* **Problem to solve**: Select the lines that hold the word "America" and copy each one.

* **Material provided**:
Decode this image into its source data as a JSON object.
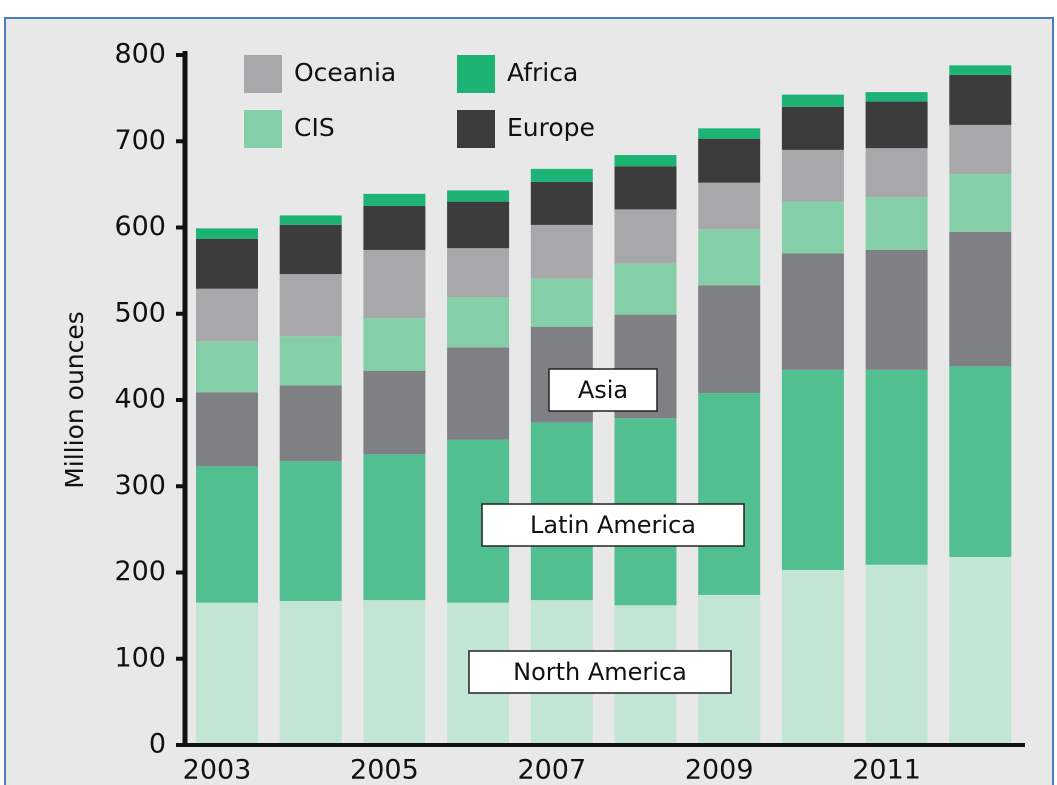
{
  "chart_data": {
    "type": "stacked-bar",
    "y_label": "Million ounces",
    "categories": [
      "2003",
      null,
      "2005",
      null,
      "2007",
      null,
      "2009",
      null,
      "2011",
      null
    ],
    "series": [
      {
        "name": "North America",
        "color": "#c3e6d4",
        "values": [
          165,
          167,
          168,
          165,
          168,
          162,
          174,
          203,
          209,
          218
        ]
      },
      {
        "name": "Latin America",
        "color": "#52bf90",
        "values": [
          158,
          162,
          169,
          189,
          206,
          217,
          234,
          232,
          226,
          221
        ]
      },
      {
        "name": "Asia",
        "color": "#7f8083",
        "values": [
          86,
          88,
          97,
          107,
          111,
          120,
          125,
          135,
          139,
          156
        ]
      },
      {
        "name": "CIS",
        "color": "#84cfa8",
        "values": [
          59,
          57,
          61,
          58,
          56,
          59,
          65,
          60,
          61,
          67
        ]
      },
      {
        "name": "Oceania",
        "color": "#a8a8aa",
        "values": [
          61,
          72,
          79,
          57,
          62,
          63,
          54,
          60,
          57,
          57
        ]
      },
      {
        "name": "Europe",
        "color": "#3c3c3c",
        "values": [
          58,
          57,
          51,
          54,
          50,
          50,
          51,
          50,
          54,
          58
        ]
      },
      {
        "name": "Africa",
        "color": "#1db375",
        "values": [
          12,
          11,
          14,
          13,
          15,
          13,
          12,
          14,
          11,
          11
        ]
      }
    ],
    "ylim": [
      0,
      800
    ],
    "yticks": [
      0,
      100,
      200,
      300,
      400,
      500,
      600,
      700,
      800
    ]
  }
}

* **Solved exercise**:
        "name": "North America",
        "name": "Latin America",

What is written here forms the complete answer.